#### EXERCISE
List all lines of the data containing the word "methods".
BEGIN MATERIAL PROVIDED
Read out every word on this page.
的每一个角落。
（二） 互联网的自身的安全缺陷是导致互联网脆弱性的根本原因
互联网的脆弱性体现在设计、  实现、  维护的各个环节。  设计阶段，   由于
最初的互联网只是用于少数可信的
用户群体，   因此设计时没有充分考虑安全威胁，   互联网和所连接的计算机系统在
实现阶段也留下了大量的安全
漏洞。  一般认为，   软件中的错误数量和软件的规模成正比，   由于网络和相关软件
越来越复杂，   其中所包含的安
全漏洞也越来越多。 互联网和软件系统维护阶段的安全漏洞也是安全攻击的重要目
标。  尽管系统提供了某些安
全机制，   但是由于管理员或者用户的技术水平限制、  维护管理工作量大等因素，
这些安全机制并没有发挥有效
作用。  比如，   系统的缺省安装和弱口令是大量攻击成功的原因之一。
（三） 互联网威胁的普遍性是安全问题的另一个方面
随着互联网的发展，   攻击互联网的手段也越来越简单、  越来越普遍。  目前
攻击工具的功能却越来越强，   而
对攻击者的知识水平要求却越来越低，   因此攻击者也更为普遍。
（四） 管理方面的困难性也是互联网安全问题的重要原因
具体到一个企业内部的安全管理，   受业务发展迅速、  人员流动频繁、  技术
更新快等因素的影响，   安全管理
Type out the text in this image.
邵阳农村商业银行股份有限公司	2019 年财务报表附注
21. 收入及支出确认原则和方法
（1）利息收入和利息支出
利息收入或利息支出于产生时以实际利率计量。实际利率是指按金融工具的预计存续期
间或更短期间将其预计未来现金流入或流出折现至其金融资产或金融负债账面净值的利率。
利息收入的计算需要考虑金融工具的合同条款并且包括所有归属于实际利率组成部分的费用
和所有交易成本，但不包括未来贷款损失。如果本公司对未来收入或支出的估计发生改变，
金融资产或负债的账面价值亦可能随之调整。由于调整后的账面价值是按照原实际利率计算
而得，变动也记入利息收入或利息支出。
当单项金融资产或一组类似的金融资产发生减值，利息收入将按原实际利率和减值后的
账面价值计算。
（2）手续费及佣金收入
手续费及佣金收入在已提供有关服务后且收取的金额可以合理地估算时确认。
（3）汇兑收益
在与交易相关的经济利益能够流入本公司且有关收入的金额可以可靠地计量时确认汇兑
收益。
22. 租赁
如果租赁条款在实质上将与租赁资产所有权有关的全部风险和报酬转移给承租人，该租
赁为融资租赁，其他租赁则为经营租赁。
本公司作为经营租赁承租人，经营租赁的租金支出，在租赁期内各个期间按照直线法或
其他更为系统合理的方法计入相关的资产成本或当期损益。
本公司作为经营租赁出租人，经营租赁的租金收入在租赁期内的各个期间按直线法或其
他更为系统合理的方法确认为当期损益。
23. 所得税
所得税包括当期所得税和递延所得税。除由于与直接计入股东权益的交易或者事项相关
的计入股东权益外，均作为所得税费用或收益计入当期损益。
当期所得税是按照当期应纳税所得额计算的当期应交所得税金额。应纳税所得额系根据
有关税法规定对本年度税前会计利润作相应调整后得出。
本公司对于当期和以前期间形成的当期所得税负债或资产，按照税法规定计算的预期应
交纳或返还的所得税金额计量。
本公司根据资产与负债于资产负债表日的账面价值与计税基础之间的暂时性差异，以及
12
END MATERIAL PROVIDED
BEGIN MATERIAL PROVIDED
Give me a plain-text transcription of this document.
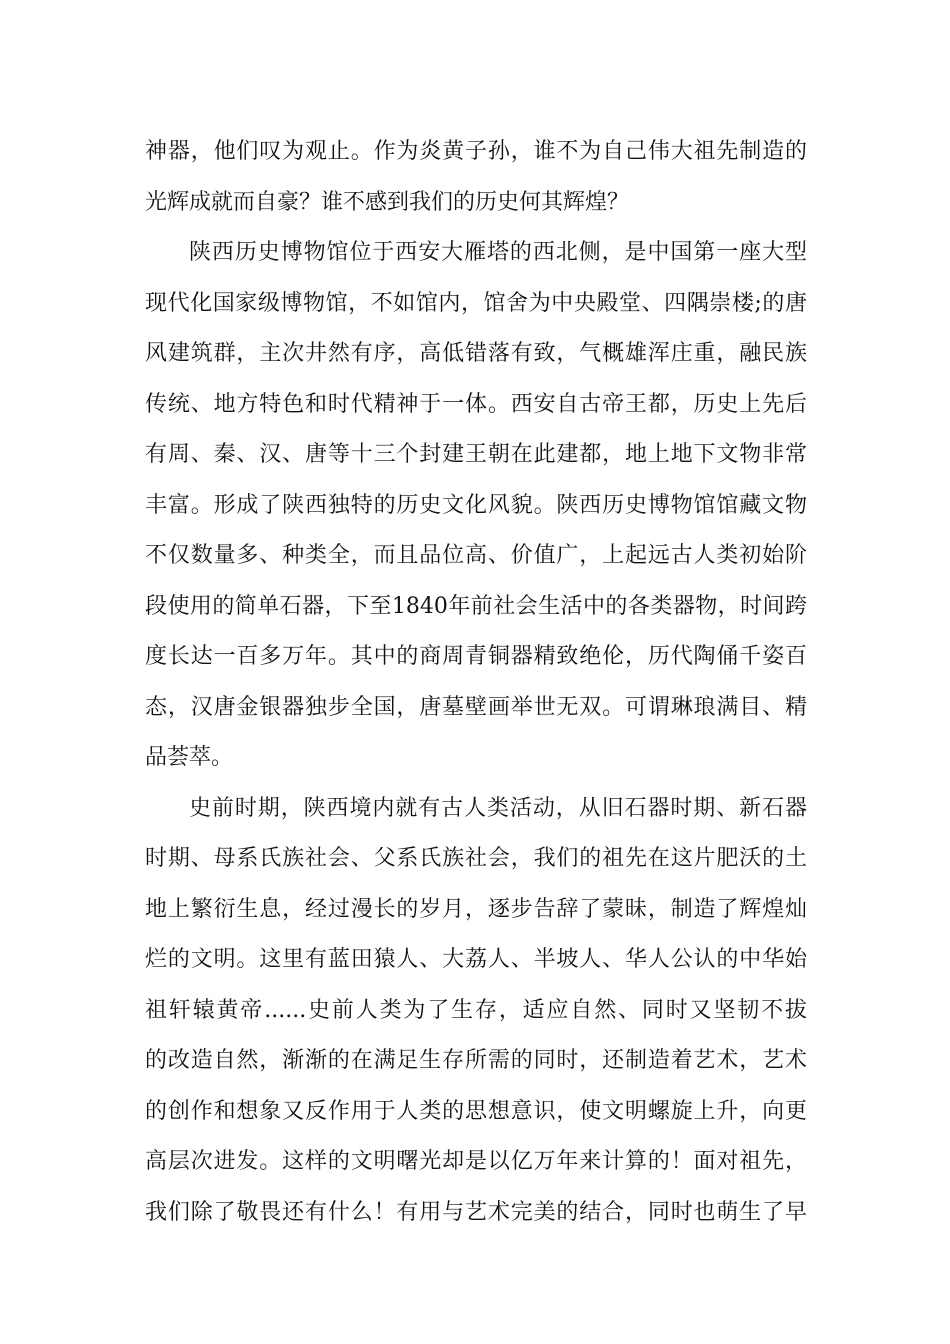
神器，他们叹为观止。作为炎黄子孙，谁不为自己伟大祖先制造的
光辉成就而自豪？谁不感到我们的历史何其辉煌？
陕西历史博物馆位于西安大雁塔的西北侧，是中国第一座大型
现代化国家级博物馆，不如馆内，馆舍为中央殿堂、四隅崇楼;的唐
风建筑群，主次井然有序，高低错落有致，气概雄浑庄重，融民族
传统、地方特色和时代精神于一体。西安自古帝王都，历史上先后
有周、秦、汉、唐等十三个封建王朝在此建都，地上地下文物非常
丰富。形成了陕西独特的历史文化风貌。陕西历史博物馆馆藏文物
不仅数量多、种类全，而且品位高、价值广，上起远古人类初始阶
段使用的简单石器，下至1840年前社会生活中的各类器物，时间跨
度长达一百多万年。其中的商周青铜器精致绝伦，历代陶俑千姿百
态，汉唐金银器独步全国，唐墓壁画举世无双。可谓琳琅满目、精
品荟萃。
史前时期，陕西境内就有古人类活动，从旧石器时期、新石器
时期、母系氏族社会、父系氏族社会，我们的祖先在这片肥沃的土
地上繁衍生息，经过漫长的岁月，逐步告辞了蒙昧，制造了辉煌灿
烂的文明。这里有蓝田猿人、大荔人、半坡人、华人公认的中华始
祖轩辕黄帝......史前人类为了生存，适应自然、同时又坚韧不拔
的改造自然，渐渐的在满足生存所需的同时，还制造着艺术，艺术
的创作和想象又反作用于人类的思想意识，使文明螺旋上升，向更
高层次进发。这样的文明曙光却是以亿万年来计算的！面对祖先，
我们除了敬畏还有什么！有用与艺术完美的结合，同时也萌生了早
END MATERIAL PROVIDED
BEGIN MATERIAL PROVIDED
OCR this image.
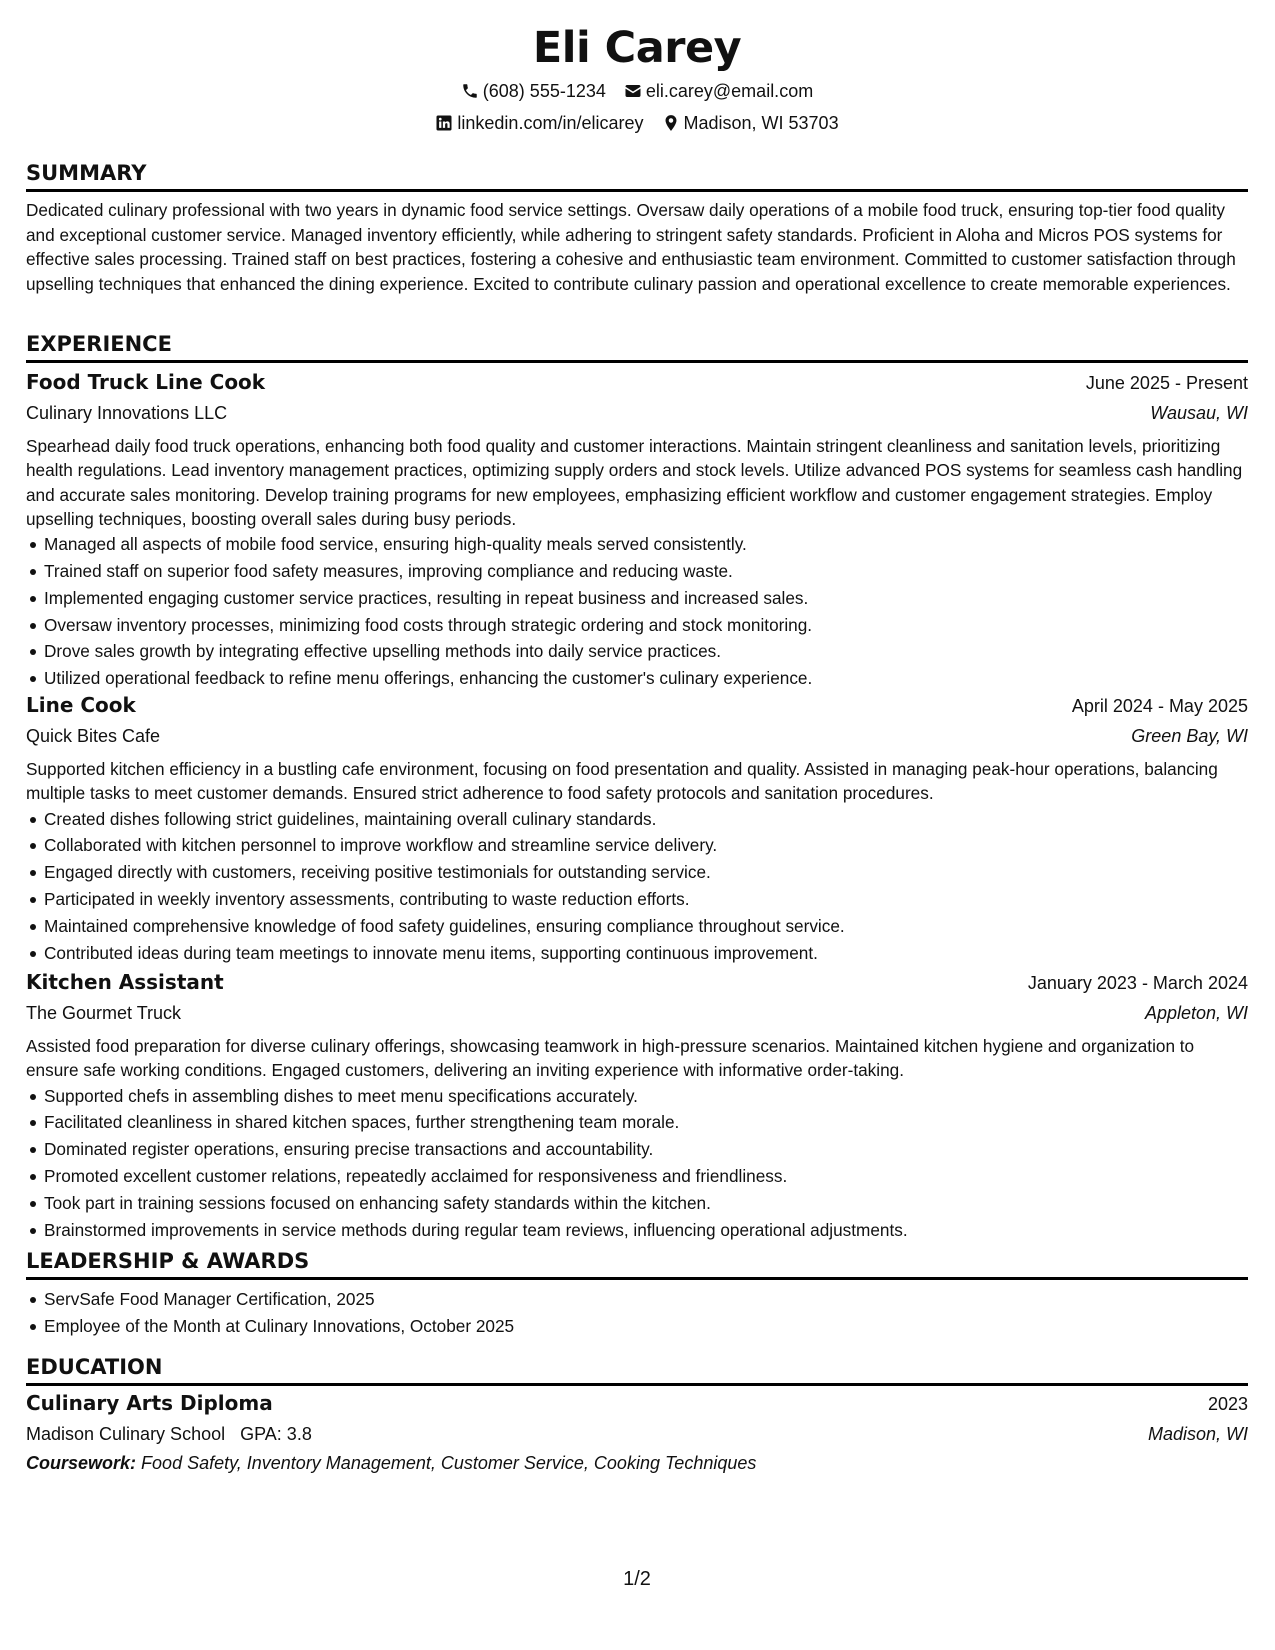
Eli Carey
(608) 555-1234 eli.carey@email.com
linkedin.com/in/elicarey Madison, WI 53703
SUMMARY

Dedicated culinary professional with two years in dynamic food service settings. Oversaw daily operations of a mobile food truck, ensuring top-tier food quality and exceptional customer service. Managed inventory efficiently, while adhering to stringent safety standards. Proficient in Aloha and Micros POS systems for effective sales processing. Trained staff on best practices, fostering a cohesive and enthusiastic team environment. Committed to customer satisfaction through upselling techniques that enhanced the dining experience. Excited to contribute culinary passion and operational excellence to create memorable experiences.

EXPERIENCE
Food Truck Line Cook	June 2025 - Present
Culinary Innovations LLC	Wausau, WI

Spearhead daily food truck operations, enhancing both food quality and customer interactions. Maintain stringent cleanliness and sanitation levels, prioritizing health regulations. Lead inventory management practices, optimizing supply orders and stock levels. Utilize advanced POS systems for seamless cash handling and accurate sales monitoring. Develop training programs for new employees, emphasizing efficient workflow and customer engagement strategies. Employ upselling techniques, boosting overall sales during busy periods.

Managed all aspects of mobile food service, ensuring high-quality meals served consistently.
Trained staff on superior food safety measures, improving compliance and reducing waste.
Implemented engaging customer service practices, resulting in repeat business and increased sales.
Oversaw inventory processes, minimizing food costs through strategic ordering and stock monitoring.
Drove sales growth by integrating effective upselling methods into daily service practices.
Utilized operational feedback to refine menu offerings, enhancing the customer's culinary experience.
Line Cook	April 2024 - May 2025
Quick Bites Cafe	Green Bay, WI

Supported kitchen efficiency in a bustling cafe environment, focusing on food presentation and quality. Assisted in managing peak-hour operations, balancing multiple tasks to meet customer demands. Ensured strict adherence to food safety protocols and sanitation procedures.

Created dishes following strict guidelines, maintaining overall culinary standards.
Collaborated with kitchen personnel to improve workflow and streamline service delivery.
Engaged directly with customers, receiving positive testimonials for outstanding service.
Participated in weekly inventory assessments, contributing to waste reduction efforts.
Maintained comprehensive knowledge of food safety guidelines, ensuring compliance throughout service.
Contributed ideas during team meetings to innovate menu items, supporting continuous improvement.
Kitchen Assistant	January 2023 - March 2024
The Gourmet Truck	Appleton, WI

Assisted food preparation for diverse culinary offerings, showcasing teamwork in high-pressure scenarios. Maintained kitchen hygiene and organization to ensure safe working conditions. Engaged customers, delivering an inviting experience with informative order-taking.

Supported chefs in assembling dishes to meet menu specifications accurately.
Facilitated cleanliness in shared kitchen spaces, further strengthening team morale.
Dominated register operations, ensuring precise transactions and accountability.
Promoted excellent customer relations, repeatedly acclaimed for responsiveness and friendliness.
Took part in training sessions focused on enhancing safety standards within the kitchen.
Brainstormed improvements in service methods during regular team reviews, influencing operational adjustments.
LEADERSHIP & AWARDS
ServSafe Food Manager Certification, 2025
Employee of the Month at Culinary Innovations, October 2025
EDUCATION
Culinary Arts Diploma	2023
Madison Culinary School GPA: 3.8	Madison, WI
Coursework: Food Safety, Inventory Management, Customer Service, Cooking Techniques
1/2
END MATERIAL PROVIDED
#### EXERCISE ANSWER
Drove sales growth by integrating effective upselling methods into daily service practices.
Brainstormed improvements in service methods during regular team reviews, influencing operational adjustments.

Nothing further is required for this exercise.